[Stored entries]
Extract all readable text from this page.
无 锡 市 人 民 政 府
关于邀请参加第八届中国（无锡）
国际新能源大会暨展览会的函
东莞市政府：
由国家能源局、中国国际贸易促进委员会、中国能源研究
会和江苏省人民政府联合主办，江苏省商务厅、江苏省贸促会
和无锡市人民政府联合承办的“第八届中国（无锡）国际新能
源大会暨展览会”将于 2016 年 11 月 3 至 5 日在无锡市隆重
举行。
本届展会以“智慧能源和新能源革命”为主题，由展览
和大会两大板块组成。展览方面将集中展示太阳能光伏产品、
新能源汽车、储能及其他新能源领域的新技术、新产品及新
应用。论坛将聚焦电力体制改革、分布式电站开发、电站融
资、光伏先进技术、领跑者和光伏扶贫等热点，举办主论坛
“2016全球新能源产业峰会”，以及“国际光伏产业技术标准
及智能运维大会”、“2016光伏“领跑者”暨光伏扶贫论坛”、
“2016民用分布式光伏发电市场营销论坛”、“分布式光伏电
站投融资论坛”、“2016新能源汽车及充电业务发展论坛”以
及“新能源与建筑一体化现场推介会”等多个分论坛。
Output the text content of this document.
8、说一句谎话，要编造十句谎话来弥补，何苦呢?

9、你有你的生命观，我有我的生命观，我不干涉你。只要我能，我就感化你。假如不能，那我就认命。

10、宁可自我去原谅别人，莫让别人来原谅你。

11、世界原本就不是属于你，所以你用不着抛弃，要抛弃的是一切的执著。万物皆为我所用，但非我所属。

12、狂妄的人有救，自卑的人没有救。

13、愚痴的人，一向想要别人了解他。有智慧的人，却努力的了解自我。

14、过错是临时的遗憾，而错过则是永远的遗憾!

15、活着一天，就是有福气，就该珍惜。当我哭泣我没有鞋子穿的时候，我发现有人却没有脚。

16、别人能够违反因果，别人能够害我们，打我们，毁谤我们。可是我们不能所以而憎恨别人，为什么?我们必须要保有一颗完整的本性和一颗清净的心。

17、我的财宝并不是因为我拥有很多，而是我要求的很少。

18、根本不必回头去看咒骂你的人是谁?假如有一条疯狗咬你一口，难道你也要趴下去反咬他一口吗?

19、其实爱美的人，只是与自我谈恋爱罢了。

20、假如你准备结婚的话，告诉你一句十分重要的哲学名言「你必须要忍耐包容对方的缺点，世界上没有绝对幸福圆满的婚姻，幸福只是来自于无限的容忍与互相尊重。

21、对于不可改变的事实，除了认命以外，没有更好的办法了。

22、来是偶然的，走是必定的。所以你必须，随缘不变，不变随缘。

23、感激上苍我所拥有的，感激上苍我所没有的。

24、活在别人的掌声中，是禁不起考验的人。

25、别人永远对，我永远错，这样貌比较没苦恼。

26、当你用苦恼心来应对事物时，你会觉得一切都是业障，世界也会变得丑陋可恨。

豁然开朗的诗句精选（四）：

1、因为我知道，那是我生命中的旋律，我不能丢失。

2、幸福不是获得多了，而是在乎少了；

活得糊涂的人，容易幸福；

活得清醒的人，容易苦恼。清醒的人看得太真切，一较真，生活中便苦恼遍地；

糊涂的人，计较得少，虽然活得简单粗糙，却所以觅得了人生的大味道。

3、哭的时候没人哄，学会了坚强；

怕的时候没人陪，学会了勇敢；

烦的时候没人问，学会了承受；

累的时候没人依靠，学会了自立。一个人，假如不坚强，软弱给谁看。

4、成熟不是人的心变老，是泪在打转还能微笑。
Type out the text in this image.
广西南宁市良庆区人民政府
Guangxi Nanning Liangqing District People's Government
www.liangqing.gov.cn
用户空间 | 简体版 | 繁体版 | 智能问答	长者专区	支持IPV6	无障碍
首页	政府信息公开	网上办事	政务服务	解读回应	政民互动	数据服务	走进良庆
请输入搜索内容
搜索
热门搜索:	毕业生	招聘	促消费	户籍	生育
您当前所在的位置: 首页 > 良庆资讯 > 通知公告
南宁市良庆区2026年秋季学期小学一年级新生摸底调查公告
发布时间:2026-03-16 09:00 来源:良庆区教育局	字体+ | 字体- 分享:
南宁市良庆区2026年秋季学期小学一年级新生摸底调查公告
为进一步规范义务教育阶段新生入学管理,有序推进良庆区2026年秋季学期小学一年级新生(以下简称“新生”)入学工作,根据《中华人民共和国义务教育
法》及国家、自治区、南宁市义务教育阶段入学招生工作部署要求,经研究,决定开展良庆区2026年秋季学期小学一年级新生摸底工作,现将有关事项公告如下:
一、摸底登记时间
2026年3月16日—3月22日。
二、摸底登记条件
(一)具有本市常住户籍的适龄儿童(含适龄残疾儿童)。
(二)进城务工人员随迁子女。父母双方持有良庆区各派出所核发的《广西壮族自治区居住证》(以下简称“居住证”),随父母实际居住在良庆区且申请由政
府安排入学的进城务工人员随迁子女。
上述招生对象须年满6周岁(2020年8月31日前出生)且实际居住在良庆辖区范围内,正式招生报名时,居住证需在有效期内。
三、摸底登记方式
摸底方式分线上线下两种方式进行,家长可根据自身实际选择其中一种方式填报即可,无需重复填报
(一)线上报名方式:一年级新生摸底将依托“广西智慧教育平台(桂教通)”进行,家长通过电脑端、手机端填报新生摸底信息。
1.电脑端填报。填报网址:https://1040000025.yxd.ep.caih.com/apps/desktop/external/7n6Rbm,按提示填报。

● **What needs to be done**
From the data, list each line in which the string "以下简称" appears.

● **The response**
为进一步规范义务教育阶段新生入学管理,有序推进良庆区2026年秋季学期小学一年级新生(以下简称“新生”)入学工作,根据《中华人民共和国义务教育
(二)进城务工人员随迁子女。父母双方持有良庆区各派出所核发的《广西壮族自治区居住证》(以下简称“居住证”),随父母实际居住在良庆区且申请由政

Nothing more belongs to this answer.